- **Task directions**
Would you set down every entry shown below, precisely as written?
★ ★ ★ ★ ★ ★ ★
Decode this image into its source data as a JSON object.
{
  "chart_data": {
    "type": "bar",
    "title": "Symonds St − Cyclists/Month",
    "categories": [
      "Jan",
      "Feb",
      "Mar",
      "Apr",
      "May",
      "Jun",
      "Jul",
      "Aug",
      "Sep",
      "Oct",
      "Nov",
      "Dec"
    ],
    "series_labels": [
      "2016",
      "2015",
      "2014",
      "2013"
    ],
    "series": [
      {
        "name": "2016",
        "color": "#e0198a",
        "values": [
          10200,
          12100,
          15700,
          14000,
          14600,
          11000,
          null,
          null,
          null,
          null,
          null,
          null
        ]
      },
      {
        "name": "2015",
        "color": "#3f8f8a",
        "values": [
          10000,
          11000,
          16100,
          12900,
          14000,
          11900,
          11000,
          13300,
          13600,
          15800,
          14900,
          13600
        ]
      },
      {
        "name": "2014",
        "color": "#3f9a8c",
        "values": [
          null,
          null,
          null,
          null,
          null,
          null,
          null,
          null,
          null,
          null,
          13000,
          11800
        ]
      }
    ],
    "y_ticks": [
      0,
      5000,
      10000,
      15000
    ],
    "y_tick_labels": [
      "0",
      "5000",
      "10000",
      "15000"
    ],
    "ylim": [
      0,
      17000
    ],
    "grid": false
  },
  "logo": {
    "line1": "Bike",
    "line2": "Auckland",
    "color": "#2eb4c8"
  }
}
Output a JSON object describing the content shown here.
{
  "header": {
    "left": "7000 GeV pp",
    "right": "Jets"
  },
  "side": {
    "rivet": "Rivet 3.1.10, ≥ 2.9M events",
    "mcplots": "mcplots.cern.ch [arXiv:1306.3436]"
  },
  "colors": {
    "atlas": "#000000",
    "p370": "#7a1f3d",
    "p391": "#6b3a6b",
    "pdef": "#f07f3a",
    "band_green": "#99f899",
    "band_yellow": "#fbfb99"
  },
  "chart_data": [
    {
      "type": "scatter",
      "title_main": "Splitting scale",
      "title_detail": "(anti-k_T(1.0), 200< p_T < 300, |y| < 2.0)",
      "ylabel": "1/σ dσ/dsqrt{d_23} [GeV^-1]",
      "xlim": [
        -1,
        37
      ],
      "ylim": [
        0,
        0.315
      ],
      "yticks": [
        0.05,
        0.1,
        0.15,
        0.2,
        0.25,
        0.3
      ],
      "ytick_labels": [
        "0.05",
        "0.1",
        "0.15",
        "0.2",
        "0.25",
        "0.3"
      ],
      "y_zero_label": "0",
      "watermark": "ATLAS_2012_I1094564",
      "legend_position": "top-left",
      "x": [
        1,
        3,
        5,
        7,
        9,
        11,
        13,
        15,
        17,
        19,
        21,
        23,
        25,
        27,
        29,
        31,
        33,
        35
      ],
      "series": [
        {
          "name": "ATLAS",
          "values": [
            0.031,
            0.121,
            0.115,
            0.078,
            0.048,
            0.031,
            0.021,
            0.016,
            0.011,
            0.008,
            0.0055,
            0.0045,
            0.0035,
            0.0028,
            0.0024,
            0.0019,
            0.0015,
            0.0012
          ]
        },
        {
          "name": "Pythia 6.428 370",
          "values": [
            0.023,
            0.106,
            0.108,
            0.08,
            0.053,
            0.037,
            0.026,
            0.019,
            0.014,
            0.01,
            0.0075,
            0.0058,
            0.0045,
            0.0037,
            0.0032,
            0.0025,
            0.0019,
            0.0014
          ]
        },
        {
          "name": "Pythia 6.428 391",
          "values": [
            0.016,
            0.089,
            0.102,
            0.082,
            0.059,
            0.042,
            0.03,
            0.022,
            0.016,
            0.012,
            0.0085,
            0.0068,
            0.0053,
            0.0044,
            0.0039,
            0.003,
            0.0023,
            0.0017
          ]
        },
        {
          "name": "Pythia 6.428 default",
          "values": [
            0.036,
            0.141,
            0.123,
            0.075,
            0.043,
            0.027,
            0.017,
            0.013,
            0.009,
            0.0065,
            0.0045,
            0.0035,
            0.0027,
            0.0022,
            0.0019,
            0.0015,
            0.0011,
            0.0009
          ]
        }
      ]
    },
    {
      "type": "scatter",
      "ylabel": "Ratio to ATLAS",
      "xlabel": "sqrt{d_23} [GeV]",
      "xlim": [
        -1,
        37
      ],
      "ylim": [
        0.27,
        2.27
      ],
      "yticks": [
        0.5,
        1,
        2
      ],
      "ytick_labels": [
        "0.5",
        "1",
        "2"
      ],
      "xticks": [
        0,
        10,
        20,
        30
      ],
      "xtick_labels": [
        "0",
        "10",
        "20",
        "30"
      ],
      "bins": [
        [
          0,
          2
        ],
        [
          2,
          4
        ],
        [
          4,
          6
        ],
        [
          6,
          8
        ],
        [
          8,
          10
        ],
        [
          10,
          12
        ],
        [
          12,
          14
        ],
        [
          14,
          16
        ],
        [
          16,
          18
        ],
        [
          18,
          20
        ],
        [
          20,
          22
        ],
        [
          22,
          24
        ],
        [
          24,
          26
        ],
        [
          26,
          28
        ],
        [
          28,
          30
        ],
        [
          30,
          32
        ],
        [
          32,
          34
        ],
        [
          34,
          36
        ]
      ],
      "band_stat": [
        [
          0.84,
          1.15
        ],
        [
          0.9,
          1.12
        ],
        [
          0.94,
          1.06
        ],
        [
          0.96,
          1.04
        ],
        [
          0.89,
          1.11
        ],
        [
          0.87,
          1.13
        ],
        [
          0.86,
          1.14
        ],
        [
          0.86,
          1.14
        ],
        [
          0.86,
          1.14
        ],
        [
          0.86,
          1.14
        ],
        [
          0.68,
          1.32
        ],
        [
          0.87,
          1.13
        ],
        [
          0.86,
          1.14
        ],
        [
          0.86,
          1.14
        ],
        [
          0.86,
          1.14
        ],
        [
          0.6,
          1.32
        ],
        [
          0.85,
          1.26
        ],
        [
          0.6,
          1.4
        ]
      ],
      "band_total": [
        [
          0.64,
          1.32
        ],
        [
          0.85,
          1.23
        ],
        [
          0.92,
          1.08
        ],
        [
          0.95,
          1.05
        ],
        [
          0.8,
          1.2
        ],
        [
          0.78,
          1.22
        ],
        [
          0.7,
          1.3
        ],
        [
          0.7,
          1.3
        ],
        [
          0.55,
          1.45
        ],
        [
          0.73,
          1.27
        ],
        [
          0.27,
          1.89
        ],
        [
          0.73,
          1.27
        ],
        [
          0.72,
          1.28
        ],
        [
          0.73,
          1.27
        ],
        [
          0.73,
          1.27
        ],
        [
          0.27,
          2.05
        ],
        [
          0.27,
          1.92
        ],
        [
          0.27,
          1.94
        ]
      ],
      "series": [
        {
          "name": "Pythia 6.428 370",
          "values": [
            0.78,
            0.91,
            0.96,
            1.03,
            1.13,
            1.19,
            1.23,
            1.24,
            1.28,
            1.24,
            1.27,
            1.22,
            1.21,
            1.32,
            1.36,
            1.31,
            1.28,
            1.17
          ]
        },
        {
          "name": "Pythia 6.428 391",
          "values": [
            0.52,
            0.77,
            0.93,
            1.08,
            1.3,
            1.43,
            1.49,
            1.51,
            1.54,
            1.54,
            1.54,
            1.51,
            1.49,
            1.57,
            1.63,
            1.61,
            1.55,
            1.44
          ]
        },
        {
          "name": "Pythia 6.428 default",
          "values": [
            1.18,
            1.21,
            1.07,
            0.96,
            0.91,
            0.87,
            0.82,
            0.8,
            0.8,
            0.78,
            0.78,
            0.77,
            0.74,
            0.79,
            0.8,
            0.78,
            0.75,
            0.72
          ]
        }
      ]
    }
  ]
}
★ ★ ★ ★ ★ ★ ★
- **Exercise output**
Decode this image into its source data as a JSON object.
{
  "chart_data": {
    "type": "bar",
    "title": "Symonds St − Cyclists/Month",
    "categories": [
      "Jan",
      "Feb",
      "Mar",
      "Apr",
      "May",
      "Jun",
      "Jul",
      "Aug",
      "Sep",
      "Oct",
      "Nov",
      "Dec"
    ],
    "series_labels": [
      "2016",
      "2015",
      "2014",
      "2013"
    ],
    "series": [
      {
        "name": "2016",
        "color": "#e0198a",
        "values": [
          10200,
          12100,
          15700,
          14000,
          14600,
          11000,
          null,
          null,
          null,
          null,
          null,
          null
        ]
      },
      {
        "name": "2015",
        "color": "#3f8f8a",
        "values": [
          10000,
          11000,
          16100,
          12900,
          14000,
          11900,
          11000,
          13300,
          13600,
          15800,
          14900,
          13600
        ]
      },
      {
        "name": "2014",
        "color": "#3f9a8c",
        "values": [
          null,
          null,
          null,
          null,
          null,
          null,
          null,
          null,
          null,
          null,
          13000,
          11800
        ]
      }
    ],
    "y_ticks": [
      0,
      5000,
      10000,
      15000
    ],
    "y_tick_labels": [
      "0",
      "5000",
      "10000",
      "15000"
    ],
    "ylim": [
      0,
      17000
    ],
    "grid": false
  },
  "logo": {
    "line1": "Bike",
    "line2": "Auckland",
    "color": "#2eb4c8"
  }
}
Output a JSON object describing the content shown here.
{
  "header": {
    "left": "7000 GeV pp",
    "right": "Jets"
  },
  "side": {
    "rivet": "Rivet 3.1.10, ≥ 2.9M events",
    "mcplots": "mcplots.cern.ch [arXiv:1306.3436]"
  },
  "colors": {
    "atlas": "#000000",
    "p370": "#7a1f3d",
    "p391": "#6b3a6b",
    "pdef": "#f07f3a",
    "band_green": "#99f899",
    "band_yellow": "#fbfb99"
  },
  "chart_data": [
    {
      "type": "scatter",
      "title_main": "Splitting scale",
      "title_detail": "(anti-k_T(1.0), 200< p_T < 300, |y| < 2.0)",
      "ylabel": "1/σ dσ/dsqrt{d_23} [GeV^-1]",
      "xlim": [
        -1,
        37
      ],
      "ylim": [
        0,
        0.315
      ],
      "yticks": [
        0.05,
        0.1,
        0.15,
        0.2,
        0.25,
        0.3
      ],
      "ytick_labels": [
        "0.05",
        "0.1",
        "0.15",
        "0.2",
        "0.25",
        "0.3"
      ],
      "y_zero_label": "0",
      "watermark": "ATLAS_2012_I1094564",
      "legend_position": "top-left",
      "x": [
        1,
        3,
        5,
        7,
        9,
        11,
        13,
        15,
        17,
        19,
        21,
        23,
        25,
        27,
        29,
        31,
        33,
        35
      ],
      "series": [
        {
          "name": "ATLAS",
          "values": [
            0.031,
            0.121,
            0.115,
            0.078,
            0.048,
            0.031,
            0.021,
            0.016,
            0.011,
            0.008,
            0.0055,
            0.0045,
            0.0035,
            0.0028,
            0.0024,
            0.0019,
            0.0015,
            0.0012
          ]
        },
        {
          "name": "Pythia 6.428 370",
          "values": [
            0.023,
            0.106,
            0.108,
            0.08,
            0.053,
            0.037,
            0.026,
            0.019,
            0.014,
            0.01,
            0.0075,
            0.0058,
            0.0045,
            0.0037,
            0.0032,
            0.0025,
            0.0019,
            0.0014
          ]
        },
        {
          "name": "Pythia 6.428 391",
          "values": [
            0.016,
            0.089,
            0.102,
            0.082,
            0.059,
            0.042,
            0.03,
            0.022,
            0.016,
            0.012,
            0.0085,
            0.0068,
            0.0053,
            0.0044,
            0.0039,
            0.003,
            0.0023,
            0.0017
          ]
        },
        {
          "name": "Pythia 6.428 default",
          "values": [
            0.036,
            0.141,
            0.123,
            0.075,
            0.043,
            0.027,
            0.017,
            0.013,
            0.009,
            0.0065,
            0.0045,
            0.0035,
            0.0027,
            0.0022,
            0.0019,
            0.0015,
            0.0011,
            0.0009
          ]
        }
      ]
    },
    {
      "type": "scatter",
      "ylabel": "Ratio to ATLAS",
      "xlabel": "sqrt{d_23} [GeV]",
      "xlim": [
        -1,
        37
      ],
      "ylim": [
        0.27,
        2.27
      ],
      "yticks": [
        0.5,
        1,
        2
      ],
      "ytick_labels": [
        "0.5",
        "1",
        "2"
      ],
      "xticks": [
        0,
        10,
        20,
        30
      ],
      "xtick_labels": [
        "0",
        "10",
        "20",
        "30"
      ],
      "bins": [
        [
          0,
          2
        ],
        [
          2,
          4
        ],
        [
          4,
          6
        ],
        [
          6,
          8
        ],
        [
          8,
          10
        ],
        [
          10,
          12
        ],
        [
          12,
          14
        ],
        [
          14,
          16
        ],
        [
          16,
          18
        ],
        [
          18,
          20
        ],
        [
          20,
          22
        ],
        [
          22,
          24
        ],
        [
          24,
          26
        ],
        [
          26,
          28
        ],
        [
          28,
          30
        ],
        [
          30,
          32
        ],
        [
          32,
          34
        ],
        [
          34,
          36
        ]
      ],
      "band_stat": [
        [
          0.84,
          1.15
        ],
        [
          0.9,
          1.12
        ],
        [
          0.94,
          1.06
        ],
        [
          0.96,
          1.04
        ],
        [
          0.89,
          1.11
        ],
        [
          0.87,
          1.13
        ],
        [
          0.86,
          1.14
        ],
        [
          0.86,
          1.14
        ],
        [
          0.86,
          1.14
        ],
        [
          0.86,
          1.14
        ],
        [
          0.68,
          1.32
        ],
        [
          0.87,
          1.13
        ],
        [
          0.86,
          1.14
        ],
        [
          0.86,
          1.14
        ],
        [
          0.86,
          1.14
        ],
        [
          0.6,
          1.32
        ],
        [
          0.85,
          1.26
        ],
        [
          0.6,
          1.4
        ]
      ],
      "band_total": [
        [
          0.64,
          1.32
        ],
        [
          0.85,
          1.23
        ],
        [
          0.92,
          1.08
        ],
        [
          0.95,
          1.05
        ],
        [
          0.8,
          1.2
        ],
        [
          0.78,
          1.22
        ],
        [
          0.7,
          1.3
        ],
        [
          0.7,
          1.3
        ],
        [
          0.55,
          1.45
        ],
        [
          0.73,
          1.27
        ],
        [
          0.27,
          1.89
        ],
        [
          0.73,
          1.27
        ],
        [
          0.72,
          1.28
        ],
        [
          0.73,
          1.27
        ],
        [
          0.73,
          1.27
        ],
        [
          0.27,
          2.05
        ],
        [
          0.27,
          1.92
        ],
        [
          0.27,
          1.94
        ]
      ],
      "series": [
        {
          "name": "Pythia 6.428 370",
          "values": [
            0.78,
            0.91,
            0.96,
            1.03,
            1.13,
            1.19,
            1.23,
            1.24,
            1.28,
            1.24,
            1.27,
            1.22,
            1.21,
            1.32,
            1.36,
            1.31,
            1.28,
            1.17
          ]
        },
        {
          "name": "Pythia 6.428 391",
          "values": [
            0.52,
            0.77,
            0.93,
            1.08,
            1.3,
            1.43,
            1.49,
            1.51,
            1.54,
            1.54,
            1.54,
            1.51,
            1.49,
            1.57,
            1.63,
            1.61,
            1.55,
            1.44
          ]
        },
        {
          "name": "Pythia 6.428 default",
          "values": [
            1.18,
            1.21,
            1.07,
            0.96,
            0.91,
            0.87,
            0.82,
            0.8,
            0.8,
            0.78,
            0.78,
            0.77,
            0.74,
            0.79,
            0.8,
            0.78,
            0.75,
            0.72
          ]
        }
      ]
    }
  ]
}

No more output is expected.